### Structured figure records
------------

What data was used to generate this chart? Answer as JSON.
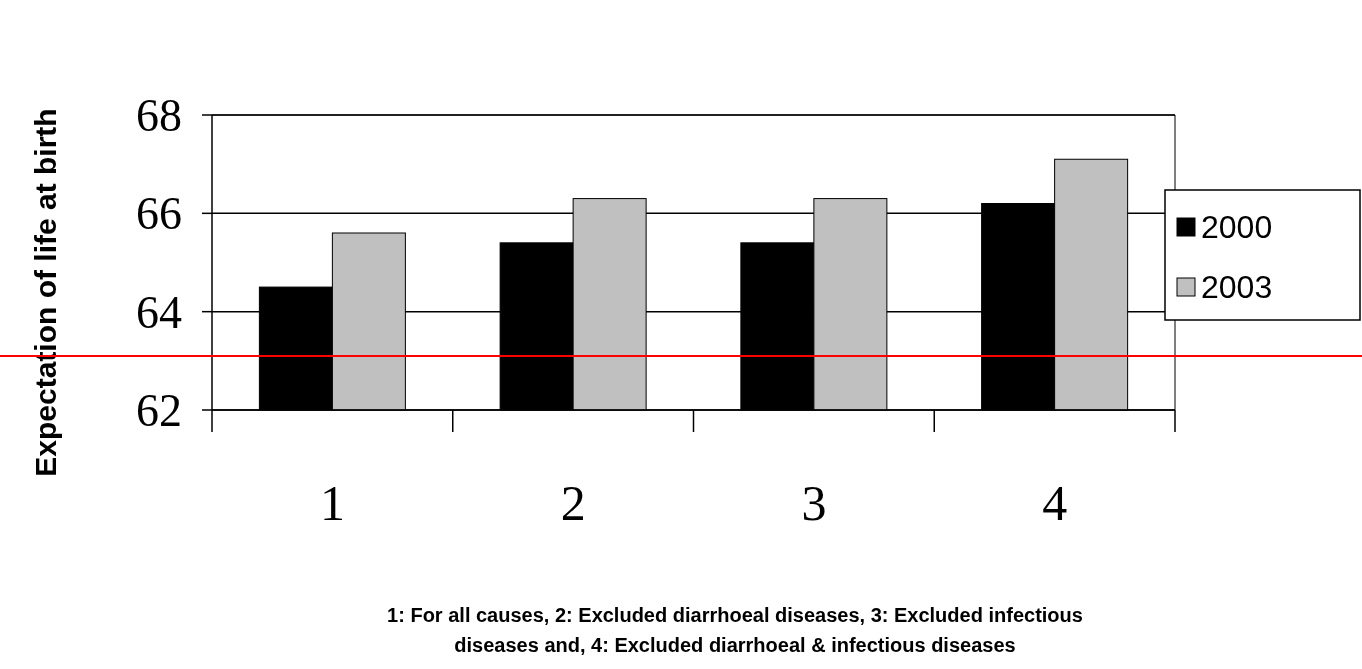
{
  "chart_data": {
    "type": "bar",
    "ylabel": "Expectation of life at birth",
    "categories": [
      "1",
      "2",
      "3",
      "4"
    ],
    "series": [
      {
        "name": "2000",
        "color": "#000000",
        "values": [
          64.5,
          65.4,
          65.4,
          66.2
        ]
      },
      {
        "name": "2003",
        "color": "#c0c0c0",
        "values": [
          65.6,
          66.3,
          66.3,
          67.1
        ]
      }
    ],
    "ylim": [
      62,
      68
    ],
    "yticks": [
      62,
      64,
      66,
      68
    ],
    "grid": "y",
    "legend": "right",
    "ref_lines": [
      {
        "axis": "y",
        "value": 63.1,
        "color": "#ff0000"
      }
    ],
    "annotations": [
      "1: For all causes, 2: Excluded diarrhoeal diseases, 3: Excluded infectious diseases and, 4: Excluded diarrhoeal & infectious diseases"
    ]
  }
}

------------

### To be done
Copy the records exactly. Skip the pictures.

### Solution
What data was used to generate this chart? Answer as JSON.
{
  "chart_data": {
    "type": "bar",
    "ylabel": "Expectation of life at birth",
    "categories": [
      "1",
      "2",
      "3",
      "4"
    ],
    "series": [
      {
        "name": "2000",
        "color": "#000000",
        "values": [
          64.5,
          65.4,
          65.4,
          66.2
        ]
      },
      {
        "name": "2003",
        "color": "#c0c0c0",
        "values": [
          65.6,
          66.3,
          66.3,
          67.1
        ]
      }
    ],
    "ylim": [
      62,
      68
    ],
    "yticks": [
      62,
      64,
      66,
      68
    ],
    "grid": "y",
    "legend": "right",
    "ref_lines": [
      {
        "axis": "y",
        "value": 63.1,
        "color": "#ff0000"
      }
    ],
    "annotations": [
      "1: For all causes, 2: Excluded diarrhoeal diseases, 3: Excluded infectious diseases and, 4: Excluded diarrhoeal & infectious diseases"
    ]
  }
}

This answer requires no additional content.